### Extracted records
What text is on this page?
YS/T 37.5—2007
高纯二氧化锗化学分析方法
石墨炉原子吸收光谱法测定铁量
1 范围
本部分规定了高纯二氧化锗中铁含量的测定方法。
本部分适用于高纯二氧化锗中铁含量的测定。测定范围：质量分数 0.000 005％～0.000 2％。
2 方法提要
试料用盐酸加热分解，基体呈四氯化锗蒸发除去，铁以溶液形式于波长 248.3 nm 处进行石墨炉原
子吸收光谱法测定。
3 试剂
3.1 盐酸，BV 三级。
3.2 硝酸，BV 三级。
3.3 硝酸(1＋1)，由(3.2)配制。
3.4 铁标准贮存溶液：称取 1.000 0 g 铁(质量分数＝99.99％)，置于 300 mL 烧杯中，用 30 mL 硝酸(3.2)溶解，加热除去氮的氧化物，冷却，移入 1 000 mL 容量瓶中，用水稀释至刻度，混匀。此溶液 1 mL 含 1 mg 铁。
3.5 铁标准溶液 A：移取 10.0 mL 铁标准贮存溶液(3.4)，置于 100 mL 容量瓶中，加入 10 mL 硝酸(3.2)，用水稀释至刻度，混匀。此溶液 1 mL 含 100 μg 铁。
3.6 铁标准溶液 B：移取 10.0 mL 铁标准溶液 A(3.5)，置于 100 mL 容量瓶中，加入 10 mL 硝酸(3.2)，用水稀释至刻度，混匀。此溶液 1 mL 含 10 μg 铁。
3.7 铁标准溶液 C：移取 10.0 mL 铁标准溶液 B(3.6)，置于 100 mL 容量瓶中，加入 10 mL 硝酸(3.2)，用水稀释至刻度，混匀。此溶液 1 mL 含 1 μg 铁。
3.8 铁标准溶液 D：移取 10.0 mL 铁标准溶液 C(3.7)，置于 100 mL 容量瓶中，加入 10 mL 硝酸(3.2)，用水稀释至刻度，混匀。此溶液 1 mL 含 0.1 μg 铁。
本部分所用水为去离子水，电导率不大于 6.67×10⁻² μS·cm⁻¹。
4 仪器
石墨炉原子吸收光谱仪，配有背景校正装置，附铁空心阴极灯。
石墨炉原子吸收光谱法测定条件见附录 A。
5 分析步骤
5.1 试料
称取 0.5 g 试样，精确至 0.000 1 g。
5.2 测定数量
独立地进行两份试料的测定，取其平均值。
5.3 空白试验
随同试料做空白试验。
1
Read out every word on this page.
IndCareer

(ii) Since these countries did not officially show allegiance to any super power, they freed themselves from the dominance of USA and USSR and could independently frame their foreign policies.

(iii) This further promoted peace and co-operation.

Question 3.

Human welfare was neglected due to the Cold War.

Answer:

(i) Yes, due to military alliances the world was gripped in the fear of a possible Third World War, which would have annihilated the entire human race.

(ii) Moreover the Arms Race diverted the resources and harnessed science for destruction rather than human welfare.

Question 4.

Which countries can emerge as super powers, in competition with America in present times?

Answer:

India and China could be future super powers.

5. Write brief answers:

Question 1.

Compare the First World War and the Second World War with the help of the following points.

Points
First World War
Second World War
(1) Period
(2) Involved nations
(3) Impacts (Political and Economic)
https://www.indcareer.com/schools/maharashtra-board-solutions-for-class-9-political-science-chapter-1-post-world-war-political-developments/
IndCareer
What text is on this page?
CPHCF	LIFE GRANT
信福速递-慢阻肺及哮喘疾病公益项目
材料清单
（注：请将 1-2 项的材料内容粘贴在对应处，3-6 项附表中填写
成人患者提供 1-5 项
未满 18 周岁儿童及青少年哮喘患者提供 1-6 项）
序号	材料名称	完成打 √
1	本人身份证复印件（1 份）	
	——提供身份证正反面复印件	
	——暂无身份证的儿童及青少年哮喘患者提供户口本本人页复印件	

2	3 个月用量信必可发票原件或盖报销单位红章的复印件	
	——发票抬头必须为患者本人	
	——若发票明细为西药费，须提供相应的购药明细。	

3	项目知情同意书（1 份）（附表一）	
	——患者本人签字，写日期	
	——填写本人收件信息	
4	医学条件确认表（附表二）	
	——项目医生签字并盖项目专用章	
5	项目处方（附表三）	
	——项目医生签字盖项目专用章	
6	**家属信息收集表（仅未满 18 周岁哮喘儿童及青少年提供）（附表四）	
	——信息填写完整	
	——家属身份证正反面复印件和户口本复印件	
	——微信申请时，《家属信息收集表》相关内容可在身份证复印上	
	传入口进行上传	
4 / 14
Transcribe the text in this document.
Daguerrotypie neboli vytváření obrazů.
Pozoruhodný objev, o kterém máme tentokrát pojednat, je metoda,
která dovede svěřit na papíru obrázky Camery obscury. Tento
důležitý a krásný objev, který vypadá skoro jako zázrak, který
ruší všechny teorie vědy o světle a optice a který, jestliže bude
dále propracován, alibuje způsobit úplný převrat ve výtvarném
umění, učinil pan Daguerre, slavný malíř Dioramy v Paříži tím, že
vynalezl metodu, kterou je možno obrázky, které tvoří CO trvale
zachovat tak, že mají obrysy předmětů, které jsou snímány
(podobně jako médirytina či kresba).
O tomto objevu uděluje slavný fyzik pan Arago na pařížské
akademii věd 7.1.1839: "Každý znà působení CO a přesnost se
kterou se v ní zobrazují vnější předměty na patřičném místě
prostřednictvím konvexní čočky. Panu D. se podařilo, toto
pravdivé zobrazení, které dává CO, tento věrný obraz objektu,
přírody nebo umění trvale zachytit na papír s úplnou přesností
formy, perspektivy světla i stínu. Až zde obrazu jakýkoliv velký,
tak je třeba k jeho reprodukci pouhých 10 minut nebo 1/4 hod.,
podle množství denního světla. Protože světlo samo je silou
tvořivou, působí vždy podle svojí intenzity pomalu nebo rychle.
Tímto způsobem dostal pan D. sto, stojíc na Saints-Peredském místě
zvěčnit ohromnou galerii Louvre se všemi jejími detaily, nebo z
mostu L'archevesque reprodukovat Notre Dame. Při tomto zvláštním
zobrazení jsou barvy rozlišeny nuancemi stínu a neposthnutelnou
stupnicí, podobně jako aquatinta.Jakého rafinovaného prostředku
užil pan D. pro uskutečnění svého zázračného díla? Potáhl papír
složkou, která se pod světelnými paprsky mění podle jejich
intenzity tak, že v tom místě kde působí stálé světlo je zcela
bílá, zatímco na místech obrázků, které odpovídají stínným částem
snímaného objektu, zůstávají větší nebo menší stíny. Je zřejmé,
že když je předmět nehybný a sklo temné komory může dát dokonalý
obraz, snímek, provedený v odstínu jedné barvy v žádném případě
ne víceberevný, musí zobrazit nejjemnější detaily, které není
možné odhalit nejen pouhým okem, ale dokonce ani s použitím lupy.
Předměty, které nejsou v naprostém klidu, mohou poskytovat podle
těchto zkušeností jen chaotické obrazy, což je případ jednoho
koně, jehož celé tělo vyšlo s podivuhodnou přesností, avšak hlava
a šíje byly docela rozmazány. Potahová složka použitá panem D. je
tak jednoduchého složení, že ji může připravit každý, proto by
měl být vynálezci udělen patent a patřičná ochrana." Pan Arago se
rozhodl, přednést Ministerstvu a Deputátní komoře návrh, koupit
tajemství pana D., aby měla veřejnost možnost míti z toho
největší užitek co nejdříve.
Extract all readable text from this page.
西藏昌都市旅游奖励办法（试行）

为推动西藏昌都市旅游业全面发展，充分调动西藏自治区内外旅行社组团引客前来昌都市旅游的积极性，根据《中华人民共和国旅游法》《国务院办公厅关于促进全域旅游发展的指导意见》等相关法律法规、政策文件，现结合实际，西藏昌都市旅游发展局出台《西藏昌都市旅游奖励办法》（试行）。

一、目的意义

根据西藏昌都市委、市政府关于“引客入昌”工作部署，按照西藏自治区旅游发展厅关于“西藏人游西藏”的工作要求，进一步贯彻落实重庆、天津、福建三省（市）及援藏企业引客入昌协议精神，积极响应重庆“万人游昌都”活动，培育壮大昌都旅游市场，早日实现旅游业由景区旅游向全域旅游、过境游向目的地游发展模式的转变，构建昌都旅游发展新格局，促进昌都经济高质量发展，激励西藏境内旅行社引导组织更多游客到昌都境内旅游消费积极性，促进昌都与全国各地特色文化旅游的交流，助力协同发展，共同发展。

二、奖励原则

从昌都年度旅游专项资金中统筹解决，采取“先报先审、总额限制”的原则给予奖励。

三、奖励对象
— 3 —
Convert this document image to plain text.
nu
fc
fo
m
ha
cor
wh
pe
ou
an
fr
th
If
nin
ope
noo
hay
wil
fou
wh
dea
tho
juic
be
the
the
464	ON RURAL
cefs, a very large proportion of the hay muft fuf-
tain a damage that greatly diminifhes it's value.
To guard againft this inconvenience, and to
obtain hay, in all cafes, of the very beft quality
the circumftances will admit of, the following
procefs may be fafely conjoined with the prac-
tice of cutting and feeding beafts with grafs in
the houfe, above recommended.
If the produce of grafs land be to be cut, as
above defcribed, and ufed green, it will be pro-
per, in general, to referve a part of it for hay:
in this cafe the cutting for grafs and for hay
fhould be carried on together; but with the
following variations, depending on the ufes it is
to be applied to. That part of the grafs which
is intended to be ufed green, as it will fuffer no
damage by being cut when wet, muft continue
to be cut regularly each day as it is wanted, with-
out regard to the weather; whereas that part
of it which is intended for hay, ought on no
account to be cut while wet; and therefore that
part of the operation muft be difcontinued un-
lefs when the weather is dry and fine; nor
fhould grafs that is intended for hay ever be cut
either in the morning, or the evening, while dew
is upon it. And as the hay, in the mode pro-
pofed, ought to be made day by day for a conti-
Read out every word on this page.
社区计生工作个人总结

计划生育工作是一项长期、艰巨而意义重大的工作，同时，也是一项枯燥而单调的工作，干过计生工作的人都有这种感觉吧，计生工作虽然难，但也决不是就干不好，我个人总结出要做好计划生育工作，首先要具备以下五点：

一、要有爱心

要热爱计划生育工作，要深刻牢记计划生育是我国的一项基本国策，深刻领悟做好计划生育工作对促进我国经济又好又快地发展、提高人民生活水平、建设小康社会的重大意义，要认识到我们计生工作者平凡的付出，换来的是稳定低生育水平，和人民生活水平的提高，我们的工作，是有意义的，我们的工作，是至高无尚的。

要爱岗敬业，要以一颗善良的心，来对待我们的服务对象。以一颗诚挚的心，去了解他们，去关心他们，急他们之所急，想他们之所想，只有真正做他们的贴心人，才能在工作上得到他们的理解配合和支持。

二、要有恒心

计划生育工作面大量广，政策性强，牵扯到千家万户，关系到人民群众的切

### Job
List each line of the records that holds the string "barvy".

### Exercise output
zobrazení jsou barvy rozlišeny nuancemi stínu a neposthnutelnou
obraz, snímek, provedený v odstínu jedné barvy v žádném případě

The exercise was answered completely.